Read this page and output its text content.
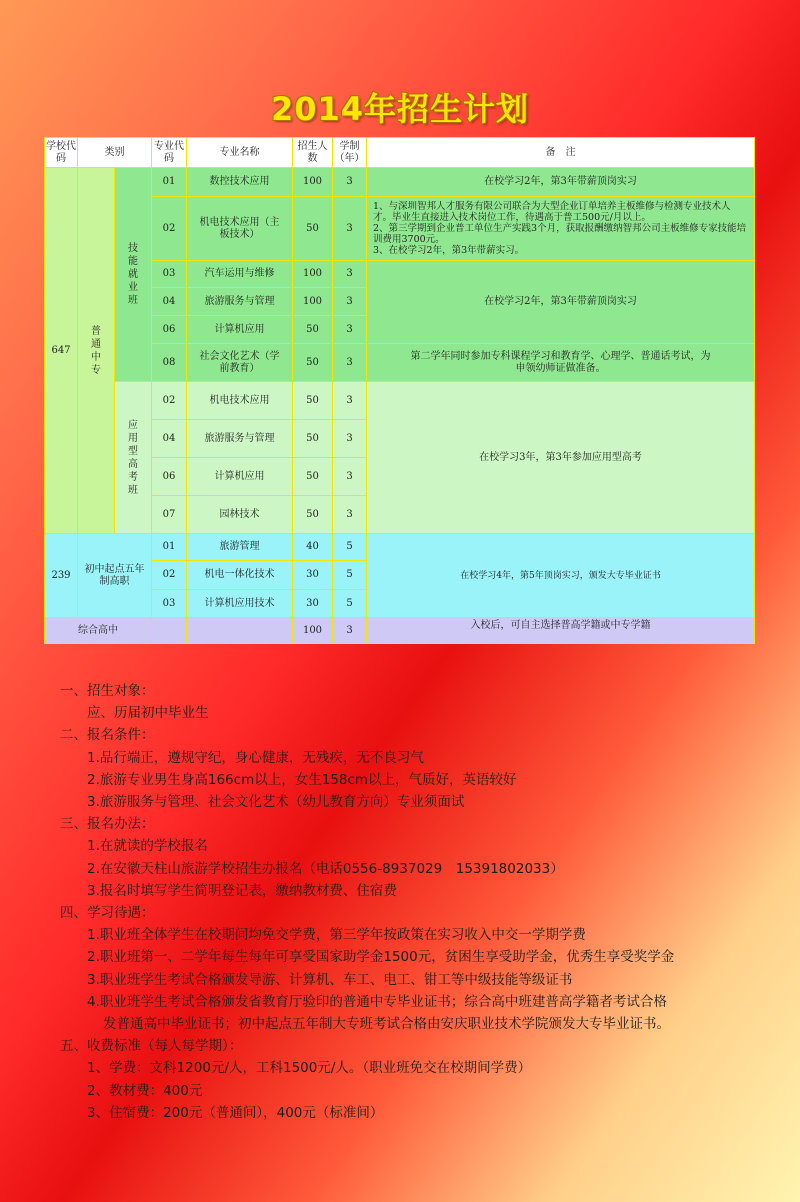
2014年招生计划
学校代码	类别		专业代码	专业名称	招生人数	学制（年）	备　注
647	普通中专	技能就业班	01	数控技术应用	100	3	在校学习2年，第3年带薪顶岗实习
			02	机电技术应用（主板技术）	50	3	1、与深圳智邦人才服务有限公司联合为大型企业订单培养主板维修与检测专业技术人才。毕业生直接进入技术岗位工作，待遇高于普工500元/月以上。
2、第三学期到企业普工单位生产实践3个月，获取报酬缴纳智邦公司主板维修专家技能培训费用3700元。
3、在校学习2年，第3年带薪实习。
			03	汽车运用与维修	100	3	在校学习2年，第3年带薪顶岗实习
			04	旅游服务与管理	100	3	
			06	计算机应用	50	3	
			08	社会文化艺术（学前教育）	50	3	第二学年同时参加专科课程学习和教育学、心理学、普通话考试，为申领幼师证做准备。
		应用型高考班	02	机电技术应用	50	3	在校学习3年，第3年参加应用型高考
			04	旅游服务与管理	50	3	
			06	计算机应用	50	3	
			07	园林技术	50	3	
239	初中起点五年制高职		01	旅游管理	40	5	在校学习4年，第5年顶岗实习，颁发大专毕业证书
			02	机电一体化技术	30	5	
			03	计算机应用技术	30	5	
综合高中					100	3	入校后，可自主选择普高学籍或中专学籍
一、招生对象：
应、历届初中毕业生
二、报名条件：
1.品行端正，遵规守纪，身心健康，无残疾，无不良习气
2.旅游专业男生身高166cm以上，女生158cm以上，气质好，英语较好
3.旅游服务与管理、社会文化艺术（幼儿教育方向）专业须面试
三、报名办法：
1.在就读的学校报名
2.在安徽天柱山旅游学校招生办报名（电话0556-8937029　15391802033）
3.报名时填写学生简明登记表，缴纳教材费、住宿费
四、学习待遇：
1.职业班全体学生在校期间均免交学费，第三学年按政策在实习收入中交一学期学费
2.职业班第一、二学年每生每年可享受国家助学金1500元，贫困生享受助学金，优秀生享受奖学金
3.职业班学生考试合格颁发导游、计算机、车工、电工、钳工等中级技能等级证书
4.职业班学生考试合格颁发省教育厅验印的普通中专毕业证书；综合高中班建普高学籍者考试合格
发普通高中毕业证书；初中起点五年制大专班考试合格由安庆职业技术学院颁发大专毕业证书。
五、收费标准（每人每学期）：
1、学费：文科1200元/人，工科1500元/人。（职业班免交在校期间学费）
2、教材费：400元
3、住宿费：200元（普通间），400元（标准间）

===

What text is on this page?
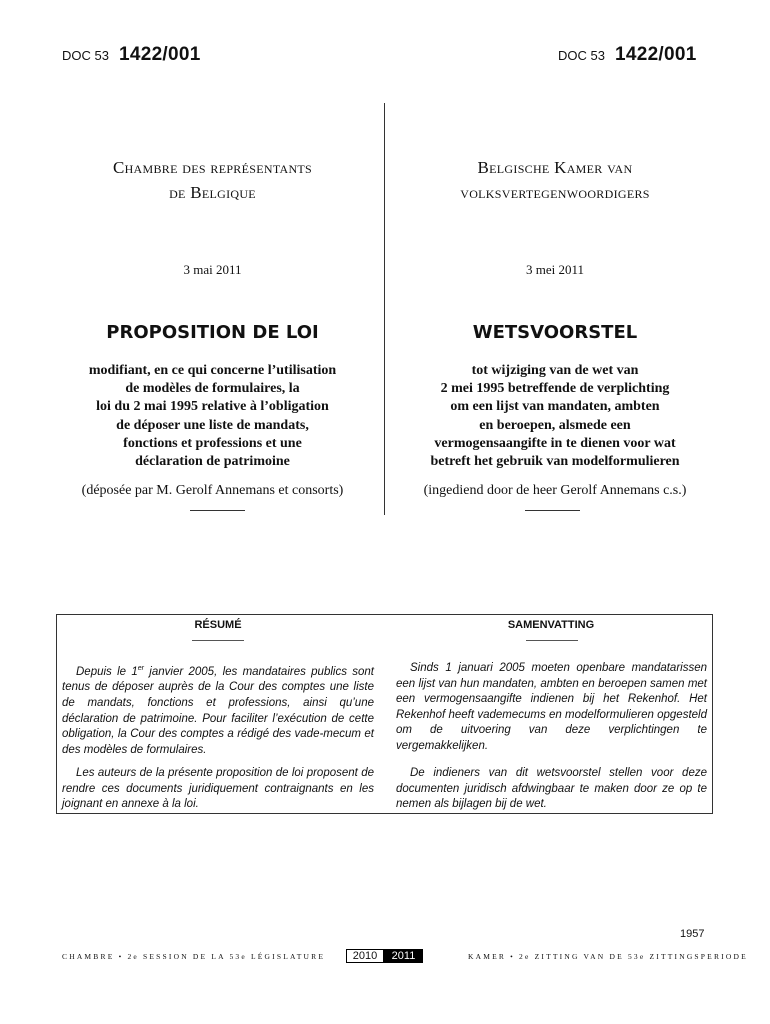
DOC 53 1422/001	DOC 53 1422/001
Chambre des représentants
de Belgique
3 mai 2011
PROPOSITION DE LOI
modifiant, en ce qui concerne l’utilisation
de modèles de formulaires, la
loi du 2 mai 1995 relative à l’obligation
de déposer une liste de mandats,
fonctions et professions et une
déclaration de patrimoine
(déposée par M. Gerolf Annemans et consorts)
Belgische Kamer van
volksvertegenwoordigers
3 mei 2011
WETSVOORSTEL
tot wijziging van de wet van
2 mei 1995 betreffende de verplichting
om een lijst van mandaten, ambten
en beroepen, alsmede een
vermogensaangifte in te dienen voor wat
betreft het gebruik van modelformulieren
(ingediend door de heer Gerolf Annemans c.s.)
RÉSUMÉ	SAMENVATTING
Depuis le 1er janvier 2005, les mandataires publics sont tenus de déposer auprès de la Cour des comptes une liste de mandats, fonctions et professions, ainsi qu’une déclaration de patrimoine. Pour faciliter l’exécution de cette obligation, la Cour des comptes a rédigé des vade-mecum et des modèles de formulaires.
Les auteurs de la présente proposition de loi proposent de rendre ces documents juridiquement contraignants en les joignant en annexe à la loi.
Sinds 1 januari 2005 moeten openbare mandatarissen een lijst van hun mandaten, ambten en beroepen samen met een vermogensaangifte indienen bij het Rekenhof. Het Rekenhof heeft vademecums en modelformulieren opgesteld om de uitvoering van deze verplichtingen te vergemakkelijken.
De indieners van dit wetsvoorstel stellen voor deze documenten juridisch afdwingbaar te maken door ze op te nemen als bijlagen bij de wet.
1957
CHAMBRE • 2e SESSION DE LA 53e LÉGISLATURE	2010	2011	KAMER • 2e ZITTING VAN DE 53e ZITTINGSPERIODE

===

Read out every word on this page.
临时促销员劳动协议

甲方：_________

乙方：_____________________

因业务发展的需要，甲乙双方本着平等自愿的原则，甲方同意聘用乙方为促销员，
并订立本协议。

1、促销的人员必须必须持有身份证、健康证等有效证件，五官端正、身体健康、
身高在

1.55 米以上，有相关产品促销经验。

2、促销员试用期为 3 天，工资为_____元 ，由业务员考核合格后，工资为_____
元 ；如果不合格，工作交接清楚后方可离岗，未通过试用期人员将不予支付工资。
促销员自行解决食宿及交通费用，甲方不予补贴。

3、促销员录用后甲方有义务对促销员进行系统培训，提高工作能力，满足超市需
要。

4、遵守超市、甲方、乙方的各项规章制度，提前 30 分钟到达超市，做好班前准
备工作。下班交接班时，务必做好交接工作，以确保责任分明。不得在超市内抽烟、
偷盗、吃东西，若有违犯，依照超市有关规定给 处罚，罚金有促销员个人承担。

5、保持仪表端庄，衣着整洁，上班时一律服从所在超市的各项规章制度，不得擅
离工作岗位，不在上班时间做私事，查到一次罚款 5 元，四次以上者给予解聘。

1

===

> WHAT YOU NEED TO DO
State the count of lines holding the string "mandaten" in the listing above, and nothing else.

> EXERCISE ANSWER
2